*Directions*.
Return the lines where the word "JSON" occurs.

*Raw data*.
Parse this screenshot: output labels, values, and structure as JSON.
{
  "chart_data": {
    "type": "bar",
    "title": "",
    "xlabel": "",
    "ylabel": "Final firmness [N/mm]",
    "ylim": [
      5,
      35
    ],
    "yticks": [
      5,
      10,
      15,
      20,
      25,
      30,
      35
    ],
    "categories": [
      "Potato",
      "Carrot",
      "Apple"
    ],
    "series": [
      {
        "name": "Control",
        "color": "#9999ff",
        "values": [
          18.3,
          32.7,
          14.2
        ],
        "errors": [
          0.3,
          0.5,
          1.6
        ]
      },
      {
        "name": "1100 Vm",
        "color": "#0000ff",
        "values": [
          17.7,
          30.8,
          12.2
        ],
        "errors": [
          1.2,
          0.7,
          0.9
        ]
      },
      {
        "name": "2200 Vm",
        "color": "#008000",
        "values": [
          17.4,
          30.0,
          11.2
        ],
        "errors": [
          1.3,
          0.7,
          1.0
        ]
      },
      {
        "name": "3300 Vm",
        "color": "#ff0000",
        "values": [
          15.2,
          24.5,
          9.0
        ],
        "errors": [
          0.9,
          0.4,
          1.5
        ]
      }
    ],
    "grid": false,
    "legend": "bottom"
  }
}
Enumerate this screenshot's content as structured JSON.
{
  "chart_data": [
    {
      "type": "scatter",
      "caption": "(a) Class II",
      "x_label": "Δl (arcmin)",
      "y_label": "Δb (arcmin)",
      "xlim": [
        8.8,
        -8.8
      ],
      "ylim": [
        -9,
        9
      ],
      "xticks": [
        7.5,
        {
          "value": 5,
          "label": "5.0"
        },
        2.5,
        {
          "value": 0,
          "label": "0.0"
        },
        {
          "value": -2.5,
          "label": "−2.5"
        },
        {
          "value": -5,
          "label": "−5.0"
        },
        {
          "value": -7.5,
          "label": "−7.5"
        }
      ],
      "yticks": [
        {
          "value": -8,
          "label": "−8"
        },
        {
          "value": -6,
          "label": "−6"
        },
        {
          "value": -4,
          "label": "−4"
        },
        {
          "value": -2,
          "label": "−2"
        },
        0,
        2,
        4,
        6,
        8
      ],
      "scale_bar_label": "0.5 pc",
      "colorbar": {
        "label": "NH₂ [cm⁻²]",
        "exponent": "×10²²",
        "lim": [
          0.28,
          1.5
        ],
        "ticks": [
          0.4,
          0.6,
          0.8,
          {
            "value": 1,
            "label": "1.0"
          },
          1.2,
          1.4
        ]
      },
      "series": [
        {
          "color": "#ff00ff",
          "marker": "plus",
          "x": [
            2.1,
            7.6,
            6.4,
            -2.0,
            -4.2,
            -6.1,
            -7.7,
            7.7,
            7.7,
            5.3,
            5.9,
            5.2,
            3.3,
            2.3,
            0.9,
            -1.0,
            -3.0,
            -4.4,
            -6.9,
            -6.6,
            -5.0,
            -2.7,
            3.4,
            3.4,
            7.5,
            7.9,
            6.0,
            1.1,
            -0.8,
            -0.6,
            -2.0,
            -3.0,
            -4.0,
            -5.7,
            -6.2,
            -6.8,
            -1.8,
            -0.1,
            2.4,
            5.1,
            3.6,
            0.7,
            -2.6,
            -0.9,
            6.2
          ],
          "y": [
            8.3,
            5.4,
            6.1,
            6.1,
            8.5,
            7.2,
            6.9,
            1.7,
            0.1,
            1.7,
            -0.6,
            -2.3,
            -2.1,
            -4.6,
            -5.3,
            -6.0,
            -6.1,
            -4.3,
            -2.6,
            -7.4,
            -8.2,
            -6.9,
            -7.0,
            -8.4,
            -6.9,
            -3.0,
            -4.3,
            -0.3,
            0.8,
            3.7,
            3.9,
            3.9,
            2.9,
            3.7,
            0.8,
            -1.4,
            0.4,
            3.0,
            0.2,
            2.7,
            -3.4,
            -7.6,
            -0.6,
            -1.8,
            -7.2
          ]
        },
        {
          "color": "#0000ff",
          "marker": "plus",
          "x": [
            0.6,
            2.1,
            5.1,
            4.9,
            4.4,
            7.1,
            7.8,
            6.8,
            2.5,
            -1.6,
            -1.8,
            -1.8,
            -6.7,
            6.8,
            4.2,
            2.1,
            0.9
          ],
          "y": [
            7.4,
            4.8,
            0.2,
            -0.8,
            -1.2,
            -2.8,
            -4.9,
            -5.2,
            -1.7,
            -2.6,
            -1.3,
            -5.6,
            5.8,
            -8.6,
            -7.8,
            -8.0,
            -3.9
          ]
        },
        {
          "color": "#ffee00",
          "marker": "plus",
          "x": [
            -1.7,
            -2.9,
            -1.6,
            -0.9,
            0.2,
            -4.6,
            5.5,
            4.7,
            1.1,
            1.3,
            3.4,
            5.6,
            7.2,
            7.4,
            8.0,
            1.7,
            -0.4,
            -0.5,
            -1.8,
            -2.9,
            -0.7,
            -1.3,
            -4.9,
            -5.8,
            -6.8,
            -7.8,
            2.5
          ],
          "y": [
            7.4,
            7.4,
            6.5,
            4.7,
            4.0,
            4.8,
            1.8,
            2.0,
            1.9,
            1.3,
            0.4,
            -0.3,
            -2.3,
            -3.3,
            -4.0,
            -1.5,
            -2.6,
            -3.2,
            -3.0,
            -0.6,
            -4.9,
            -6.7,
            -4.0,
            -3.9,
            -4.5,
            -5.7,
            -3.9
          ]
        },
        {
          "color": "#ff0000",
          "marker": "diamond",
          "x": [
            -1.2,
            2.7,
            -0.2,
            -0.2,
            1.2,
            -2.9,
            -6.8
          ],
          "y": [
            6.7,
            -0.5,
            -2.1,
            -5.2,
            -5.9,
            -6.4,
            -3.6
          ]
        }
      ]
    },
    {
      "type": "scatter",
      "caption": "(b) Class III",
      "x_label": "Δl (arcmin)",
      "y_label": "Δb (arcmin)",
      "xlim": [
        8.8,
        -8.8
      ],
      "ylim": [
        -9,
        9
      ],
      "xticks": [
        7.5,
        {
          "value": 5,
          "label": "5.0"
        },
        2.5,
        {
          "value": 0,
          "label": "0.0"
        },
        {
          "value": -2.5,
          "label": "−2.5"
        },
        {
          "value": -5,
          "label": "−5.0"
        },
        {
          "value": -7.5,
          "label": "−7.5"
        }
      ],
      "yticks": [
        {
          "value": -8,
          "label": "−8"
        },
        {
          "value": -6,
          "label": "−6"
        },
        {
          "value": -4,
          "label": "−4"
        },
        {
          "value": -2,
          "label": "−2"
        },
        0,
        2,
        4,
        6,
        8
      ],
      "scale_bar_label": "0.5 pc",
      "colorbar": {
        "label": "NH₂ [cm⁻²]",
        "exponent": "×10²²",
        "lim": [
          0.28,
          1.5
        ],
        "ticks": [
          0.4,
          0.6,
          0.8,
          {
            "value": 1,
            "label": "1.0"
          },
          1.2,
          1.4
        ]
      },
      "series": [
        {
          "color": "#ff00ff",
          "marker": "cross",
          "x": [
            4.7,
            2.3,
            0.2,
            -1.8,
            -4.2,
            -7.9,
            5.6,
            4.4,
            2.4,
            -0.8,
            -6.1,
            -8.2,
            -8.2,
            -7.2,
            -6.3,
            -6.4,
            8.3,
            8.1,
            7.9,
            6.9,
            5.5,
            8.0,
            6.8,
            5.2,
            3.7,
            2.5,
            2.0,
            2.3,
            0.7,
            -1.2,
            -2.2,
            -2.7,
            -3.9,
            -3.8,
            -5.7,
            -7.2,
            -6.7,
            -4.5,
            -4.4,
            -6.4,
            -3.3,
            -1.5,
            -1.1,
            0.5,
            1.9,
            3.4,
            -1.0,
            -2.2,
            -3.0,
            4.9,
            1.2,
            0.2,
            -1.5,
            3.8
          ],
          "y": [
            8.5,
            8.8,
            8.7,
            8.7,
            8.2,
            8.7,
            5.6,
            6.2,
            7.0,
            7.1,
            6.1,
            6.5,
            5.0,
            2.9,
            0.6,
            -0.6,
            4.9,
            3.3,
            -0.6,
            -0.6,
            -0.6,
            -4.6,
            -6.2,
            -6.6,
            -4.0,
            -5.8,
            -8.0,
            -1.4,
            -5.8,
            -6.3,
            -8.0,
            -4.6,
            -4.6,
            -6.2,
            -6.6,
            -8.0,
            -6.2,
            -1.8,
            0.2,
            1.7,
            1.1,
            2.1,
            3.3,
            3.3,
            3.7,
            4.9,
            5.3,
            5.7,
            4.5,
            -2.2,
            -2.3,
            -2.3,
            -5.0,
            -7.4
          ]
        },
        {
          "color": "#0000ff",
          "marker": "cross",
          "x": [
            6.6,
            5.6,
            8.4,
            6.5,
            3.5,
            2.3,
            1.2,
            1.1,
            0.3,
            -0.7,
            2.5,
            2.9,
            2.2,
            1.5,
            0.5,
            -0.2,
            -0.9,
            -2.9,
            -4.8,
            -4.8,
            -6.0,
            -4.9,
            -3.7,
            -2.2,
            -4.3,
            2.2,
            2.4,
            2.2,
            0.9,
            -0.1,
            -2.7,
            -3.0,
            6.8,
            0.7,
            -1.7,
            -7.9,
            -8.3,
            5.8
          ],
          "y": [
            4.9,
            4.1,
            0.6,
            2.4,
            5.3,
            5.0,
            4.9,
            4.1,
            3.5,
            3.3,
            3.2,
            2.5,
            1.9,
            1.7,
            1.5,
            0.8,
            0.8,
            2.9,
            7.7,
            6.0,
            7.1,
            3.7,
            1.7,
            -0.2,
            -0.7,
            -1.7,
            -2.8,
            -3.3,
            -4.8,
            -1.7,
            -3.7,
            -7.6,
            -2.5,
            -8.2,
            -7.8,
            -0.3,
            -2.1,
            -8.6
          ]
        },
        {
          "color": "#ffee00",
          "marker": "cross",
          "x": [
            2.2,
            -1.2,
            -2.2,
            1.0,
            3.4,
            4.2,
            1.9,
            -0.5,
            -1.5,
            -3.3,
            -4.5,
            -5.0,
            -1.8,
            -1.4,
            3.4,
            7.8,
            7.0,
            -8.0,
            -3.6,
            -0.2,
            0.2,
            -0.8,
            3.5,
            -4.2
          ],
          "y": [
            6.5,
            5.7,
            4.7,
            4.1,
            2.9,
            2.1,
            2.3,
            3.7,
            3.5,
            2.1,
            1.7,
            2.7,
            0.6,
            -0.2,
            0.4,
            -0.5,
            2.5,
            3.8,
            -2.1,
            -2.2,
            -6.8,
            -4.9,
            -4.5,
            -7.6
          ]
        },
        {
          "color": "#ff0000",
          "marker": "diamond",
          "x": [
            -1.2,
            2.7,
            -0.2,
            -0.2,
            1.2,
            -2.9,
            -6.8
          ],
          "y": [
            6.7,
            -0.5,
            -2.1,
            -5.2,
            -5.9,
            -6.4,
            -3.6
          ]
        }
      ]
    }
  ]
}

*Complete output*.
Parse this screenshot: output labels, values, and structure as JSON.
Enumerate this screenshot's content as structured JSON.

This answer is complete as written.